*Goal*
Where a line below holds the string "在四边形", copy that line.

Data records
##########
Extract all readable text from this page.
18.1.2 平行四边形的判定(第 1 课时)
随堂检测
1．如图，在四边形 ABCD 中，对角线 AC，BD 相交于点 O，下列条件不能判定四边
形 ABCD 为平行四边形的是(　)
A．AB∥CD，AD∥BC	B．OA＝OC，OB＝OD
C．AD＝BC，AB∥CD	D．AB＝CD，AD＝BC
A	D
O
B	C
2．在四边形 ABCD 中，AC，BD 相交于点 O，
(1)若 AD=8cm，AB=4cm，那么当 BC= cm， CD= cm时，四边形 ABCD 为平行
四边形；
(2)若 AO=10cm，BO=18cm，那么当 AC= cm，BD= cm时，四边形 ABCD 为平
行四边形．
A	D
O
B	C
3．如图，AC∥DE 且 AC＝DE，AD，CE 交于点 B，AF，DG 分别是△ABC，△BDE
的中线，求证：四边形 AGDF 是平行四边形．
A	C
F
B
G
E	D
##########
*Correct response*
1．如图，在四边形 ABCD 中，对角线 AC，BD 相交于点 O，下列条件不能判定四边
2．在四边形 ABCD 中，AC，BD 相交于点 O，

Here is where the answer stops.